- **Your objective**
From the listing below, extract every line in which the word "Mesologgi" appears.

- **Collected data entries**
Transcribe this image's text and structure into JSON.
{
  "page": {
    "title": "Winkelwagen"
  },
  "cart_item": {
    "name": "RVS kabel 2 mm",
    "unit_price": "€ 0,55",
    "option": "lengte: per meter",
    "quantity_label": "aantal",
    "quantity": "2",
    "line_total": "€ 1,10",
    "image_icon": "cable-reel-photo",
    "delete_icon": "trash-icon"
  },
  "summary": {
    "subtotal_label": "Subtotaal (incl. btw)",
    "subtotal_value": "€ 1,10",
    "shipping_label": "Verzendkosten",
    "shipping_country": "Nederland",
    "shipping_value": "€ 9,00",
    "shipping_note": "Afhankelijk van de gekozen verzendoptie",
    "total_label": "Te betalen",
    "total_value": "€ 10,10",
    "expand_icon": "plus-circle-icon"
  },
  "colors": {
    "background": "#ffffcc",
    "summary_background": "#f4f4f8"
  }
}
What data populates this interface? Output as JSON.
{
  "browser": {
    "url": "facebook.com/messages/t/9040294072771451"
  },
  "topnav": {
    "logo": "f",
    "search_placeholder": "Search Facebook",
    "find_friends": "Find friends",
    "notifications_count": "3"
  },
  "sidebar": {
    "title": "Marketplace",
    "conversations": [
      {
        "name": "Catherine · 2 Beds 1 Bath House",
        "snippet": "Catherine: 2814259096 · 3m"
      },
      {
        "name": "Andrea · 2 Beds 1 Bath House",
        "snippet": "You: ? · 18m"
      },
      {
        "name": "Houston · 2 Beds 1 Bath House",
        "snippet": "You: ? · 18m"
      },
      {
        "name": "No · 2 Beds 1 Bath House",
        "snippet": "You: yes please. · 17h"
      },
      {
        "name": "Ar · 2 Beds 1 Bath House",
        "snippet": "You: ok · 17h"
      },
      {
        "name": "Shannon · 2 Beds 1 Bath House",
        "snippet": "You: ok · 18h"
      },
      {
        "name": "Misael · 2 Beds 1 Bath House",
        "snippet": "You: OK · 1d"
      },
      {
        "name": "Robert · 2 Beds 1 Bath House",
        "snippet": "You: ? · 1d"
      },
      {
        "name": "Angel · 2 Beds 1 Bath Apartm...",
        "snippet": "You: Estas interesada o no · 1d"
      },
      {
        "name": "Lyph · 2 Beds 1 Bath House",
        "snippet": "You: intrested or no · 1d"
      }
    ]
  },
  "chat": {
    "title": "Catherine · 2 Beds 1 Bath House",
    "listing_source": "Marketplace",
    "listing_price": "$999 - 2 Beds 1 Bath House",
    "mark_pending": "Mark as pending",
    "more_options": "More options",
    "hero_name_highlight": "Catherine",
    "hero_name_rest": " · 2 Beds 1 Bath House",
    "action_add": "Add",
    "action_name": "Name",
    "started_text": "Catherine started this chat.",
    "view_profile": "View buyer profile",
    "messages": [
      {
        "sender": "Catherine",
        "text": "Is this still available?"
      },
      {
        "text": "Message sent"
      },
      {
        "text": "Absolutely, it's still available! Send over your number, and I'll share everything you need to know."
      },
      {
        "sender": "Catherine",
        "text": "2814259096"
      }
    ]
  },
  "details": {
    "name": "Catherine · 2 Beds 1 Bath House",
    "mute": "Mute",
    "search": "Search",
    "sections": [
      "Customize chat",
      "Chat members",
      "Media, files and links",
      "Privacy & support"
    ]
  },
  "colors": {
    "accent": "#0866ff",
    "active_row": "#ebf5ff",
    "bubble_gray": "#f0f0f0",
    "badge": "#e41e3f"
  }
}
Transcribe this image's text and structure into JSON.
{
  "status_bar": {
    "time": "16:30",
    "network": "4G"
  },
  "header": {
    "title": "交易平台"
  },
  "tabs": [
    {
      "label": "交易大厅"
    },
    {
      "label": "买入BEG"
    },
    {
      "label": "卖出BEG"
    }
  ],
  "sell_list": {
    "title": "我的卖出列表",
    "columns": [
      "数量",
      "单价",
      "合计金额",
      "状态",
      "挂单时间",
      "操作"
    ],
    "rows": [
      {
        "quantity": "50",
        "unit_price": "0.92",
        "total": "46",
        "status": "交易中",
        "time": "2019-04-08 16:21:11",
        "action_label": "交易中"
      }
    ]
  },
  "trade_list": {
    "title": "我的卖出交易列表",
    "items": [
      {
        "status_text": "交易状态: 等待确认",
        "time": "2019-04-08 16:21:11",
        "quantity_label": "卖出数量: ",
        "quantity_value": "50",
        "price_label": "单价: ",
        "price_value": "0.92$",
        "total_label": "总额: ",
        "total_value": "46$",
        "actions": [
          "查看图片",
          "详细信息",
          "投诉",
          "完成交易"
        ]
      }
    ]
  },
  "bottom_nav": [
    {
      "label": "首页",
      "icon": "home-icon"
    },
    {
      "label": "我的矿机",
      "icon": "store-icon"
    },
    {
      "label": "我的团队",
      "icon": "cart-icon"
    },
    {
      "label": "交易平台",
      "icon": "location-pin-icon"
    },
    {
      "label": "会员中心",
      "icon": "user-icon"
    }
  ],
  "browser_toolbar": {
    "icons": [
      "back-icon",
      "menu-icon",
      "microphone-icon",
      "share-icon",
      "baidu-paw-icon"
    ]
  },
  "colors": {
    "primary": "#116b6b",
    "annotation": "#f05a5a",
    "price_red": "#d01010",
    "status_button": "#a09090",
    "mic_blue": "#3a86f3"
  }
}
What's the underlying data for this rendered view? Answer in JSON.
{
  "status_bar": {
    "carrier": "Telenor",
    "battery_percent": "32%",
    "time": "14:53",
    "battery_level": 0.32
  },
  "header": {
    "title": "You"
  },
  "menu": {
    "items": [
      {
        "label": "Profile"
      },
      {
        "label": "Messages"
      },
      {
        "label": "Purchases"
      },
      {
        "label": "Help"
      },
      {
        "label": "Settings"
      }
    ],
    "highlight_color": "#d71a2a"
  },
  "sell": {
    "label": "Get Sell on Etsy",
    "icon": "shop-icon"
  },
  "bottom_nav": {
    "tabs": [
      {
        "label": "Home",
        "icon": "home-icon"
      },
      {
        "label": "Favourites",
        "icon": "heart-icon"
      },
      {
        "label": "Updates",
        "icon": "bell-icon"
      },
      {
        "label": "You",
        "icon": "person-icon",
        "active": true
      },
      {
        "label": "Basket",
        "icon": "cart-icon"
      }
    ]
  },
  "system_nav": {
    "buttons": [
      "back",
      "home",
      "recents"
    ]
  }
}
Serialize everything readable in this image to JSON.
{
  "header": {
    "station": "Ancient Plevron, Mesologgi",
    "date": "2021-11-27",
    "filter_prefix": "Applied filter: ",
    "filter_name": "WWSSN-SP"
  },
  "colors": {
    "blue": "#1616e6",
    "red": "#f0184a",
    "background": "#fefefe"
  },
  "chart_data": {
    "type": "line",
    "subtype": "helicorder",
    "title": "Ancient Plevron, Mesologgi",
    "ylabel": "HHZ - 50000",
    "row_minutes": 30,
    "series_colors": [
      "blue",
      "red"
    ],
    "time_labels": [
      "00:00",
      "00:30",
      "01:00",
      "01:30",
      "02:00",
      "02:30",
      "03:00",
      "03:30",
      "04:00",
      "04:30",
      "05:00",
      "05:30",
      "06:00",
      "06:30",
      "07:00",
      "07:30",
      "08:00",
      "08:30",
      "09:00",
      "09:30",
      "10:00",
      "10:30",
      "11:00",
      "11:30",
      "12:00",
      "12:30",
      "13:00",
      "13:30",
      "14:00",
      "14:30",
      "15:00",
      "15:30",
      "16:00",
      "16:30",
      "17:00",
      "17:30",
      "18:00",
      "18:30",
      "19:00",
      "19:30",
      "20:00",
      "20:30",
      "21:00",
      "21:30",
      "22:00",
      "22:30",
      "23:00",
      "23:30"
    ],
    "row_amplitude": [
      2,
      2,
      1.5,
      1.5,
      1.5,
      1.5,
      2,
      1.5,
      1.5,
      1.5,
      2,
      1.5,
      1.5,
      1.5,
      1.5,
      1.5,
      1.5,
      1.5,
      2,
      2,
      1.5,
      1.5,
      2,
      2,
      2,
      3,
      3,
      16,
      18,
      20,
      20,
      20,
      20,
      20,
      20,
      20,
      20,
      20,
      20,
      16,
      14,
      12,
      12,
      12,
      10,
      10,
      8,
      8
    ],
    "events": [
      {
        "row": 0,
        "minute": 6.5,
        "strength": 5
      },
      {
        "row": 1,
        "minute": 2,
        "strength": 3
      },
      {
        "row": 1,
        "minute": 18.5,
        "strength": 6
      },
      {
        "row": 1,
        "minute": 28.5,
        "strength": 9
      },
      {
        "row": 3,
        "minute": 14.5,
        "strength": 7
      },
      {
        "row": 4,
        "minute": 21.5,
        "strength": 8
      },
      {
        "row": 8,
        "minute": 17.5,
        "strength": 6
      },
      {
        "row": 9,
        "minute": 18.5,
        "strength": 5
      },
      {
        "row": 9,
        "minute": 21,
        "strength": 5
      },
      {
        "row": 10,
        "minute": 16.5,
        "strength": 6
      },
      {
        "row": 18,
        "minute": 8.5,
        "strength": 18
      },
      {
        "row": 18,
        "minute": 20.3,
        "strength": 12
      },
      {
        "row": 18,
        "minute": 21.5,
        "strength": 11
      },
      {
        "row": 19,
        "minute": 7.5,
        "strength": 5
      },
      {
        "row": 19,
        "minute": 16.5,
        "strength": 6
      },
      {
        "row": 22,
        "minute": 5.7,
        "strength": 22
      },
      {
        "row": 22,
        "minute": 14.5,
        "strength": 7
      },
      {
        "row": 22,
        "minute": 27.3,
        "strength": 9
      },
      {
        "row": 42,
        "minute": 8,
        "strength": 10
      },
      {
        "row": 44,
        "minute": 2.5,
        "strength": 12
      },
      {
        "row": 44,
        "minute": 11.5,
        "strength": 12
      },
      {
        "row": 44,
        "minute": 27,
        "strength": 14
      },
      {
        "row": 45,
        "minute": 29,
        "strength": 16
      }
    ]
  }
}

- **Response to this task**
    "station": "Ancient Plevron, Mesologgi",
    "title": "Ancient Plevron, Mesologgi",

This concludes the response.